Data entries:
____
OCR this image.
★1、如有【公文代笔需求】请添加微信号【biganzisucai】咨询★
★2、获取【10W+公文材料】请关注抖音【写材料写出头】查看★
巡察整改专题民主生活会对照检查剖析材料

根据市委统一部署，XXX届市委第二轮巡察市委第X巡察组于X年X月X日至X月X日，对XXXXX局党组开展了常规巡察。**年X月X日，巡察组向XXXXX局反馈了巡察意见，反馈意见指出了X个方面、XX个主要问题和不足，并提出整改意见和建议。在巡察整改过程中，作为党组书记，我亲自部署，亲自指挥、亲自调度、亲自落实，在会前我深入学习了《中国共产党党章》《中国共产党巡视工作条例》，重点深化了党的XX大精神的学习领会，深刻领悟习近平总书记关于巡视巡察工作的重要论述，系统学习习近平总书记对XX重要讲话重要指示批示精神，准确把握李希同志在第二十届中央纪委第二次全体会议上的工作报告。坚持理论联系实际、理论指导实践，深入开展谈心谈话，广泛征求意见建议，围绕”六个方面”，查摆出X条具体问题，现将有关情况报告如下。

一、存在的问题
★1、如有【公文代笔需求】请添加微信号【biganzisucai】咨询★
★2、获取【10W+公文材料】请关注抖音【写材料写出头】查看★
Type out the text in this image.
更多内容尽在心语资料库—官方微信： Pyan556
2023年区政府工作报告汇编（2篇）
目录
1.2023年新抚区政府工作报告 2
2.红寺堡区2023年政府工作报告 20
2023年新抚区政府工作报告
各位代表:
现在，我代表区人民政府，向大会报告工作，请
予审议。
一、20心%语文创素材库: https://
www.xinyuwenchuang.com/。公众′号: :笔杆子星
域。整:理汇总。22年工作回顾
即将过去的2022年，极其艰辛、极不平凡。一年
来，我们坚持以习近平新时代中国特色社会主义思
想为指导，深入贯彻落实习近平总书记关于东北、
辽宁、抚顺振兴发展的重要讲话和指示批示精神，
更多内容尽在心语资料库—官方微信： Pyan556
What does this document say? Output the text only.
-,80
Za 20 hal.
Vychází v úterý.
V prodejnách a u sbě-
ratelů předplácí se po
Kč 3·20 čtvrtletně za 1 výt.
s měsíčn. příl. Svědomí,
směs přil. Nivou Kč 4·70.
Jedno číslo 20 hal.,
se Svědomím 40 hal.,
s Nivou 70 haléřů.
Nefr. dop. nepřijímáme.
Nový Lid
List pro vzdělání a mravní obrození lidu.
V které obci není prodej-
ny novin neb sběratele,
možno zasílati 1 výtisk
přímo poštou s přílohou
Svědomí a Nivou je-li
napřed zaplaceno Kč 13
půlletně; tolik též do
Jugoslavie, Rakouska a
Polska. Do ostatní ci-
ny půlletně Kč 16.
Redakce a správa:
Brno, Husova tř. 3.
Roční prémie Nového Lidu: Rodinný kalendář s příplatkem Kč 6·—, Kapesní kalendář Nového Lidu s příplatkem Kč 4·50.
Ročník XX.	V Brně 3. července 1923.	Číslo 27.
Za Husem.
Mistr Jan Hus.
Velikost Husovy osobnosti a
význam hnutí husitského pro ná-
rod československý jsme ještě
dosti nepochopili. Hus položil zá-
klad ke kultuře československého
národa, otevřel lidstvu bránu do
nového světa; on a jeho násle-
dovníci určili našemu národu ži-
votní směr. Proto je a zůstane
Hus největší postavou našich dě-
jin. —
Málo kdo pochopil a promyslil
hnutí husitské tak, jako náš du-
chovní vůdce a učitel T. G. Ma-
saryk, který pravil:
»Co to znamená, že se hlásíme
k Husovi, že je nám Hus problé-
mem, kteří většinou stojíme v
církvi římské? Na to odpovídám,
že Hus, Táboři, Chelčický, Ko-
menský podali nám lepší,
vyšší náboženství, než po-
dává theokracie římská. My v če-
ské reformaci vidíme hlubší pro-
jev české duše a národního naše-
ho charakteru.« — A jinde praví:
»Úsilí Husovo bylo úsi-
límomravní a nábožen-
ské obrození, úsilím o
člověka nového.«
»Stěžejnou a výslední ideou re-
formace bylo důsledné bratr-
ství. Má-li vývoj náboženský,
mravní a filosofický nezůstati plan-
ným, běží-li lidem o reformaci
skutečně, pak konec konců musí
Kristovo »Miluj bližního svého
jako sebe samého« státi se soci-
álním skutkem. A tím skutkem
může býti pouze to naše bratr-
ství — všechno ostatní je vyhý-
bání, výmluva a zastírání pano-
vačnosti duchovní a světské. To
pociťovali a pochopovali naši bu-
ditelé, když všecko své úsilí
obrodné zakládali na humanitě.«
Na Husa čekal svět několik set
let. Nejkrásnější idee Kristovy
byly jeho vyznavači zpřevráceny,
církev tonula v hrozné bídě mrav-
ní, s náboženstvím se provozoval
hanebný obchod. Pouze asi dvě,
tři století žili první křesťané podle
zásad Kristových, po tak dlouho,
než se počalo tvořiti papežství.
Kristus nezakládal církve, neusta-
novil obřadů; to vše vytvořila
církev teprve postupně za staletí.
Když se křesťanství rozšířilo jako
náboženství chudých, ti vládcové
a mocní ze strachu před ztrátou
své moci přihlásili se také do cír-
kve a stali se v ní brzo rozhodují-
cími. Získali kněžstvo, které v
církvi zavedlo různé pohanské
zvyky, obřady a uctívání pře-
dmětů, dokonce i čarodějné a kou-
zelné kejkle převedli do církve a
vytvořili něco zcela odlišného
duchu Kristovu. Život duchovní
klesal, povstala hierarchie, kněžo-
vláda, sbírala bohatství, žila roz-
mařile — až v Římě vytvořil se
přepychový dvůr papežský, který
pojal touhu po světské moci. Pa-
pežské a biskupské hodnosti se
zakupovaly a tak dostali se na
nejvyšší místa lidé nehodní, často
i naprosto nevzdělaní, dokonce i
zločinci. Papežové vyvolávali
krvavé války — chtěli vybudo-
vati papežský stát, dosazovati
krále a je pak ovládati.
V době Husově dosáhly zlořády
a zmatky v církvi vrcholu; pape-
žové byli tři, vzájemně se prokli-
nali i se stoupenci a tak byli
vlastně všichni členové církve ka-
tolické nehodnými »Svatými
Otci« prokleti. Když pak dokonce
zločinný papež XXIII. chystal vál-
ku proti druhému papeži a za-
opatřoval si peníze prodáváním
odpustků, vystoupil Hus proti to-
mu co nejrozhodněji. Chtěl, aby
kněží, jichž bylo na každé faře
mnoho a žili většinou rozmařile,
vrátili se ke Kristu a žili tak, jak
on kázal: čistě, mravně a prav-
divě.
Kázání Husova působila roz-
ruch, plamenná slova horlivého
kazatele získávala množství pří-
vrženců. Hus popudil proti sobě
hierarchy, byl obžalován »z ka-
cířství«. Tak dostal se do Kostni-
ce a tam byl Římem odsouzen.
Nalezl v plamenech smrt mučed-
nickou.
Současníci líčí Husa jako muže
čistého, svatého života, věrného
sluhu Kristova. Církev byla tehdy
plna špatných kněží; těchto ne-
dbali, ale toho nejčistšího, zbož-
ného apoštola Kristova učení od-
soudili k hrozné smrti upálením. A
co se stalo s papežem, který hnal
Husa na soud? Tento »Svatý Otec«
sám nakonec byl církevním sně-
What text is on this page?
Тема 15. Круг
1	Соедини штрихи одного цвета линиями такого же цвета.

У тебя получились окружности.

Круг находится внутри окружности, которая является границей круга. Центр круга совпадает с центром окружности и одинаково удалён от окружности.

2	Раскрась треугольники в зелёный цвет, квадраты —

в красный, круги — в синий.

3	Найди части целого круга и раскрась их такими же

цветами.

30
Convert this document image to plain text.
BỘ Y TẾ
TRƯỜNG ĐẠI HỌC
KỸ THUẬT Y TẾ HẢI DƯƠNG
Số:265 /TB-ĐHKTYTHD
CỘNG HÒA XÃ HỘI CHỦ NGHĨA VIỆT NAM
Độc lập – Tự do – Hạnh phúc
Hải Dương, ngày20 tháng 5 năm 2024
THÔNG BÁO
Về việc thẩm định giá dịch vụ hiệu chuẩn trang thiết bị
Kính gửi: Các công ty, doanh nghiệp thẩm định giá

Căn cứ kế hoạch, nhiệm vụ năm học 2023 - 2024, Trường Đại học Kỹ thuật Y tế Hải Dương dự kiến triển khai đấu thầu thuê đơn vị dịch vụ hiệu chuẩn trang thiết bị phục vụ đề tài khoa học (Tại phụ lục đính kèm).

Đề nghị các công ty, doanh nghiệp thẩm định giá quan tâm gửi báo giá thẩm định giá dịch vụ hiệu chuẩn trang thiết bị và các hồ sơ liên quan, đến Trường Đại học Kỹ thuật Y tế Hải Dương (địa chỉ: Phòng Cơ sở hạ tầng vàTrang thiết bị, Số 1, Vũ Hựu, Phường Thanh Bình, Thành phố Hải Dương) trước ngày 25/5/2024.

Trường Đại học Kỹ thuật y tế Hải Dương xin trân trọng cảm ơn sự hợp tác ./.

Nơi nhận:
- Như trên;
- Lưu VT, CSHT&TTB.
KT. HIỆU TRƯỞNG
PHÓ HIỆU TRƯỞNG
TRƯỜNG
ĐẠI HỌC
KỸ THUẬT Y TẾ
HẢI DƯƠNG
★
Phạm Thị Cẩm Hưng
____
Exactly repeat the lines from the line that contains "What text is on this page?" to the end of the entries, both included, and leave out all other lines.

WRITTEN REPLY ::
What text is on this page?
Тема 15. Круг
1	Соедини штрихи одного цвета линиями такого же цвета.

У тебя получились окружности.

Круг находится внутри окружности, которая является границей круга. Центр круга совпадает с центром окружности и одинаково удалён от окружности.

2	Раскрась треугольники в зелёный цвет, квадраты —

в красный, круги — в синий.

3	Найди части целого круга и раскрась их такими же

цветами.

30
Convert this document image to plain text.
BỘ Y TẾ
TRƯỜNG ĐẠI HỌC
KỸ THUẬT Y TẾ HẢI DƯƠNG
Số:265 /TB-ĐHKTYTHD
CỘNG HÒA XÃ HỘI CHỦ NGHĨA VIỆT NAM
Độc lập – Tự do – Hạnh phúc
Hải Dương, ngày20 tháng 5 năm 2024
THÔNG BÁO
Về việc thẩm định giá dịch vụ hiệu chuẩn trang thiết bị
Kính gửi: Các công ty, doanh nghiệp thẩm định giá

Căn cứ kế hoạch, nhiệm vụ năm học 2023 - 2024, Trường Đại học Kỹ thuật Y tế Hải Dương dự kiến triển khai đấu thầu thuê đơn vị dịch vụ hiệu chuẩn trang thiết bị phục vụ đề tài khoa học (Tại phụ lục đính kèm).

Đề nghị các công ty, doanh nghiệp thẩm định giá quan tâm gửi báo giá thẩm định giá dịch vụ hiệu chuẩn trang thiết bị và các hồ sơ liên quan, đến Trường Đại học Kỹ thuật Y tế Hải Dương (địa chỉ: Phòng Cơ sở hạ tầng vàTrang thiết bị, Số 1, Vũ Hựu, Phường Thanh Bình, Thành phố Hải Dương) trước ngày 25/5/2024.

Trường Đại học Kỹ thuật y tế Hải Dương xin trân trọng cảm ơn sự hợp tác ./.

Nơi nhận:
- Như trên;
- Lưu VT, CSHT&TTB.
KT. HIỆU TRƯỞNG
PHÓ HIỆU TRƯỞNG
TRƯỜNG
ĐẠI HỌC
KỸ THUẬT Y TẾ
HẢI DƯƠNG
★
Phạm Thị Cẩm Hưng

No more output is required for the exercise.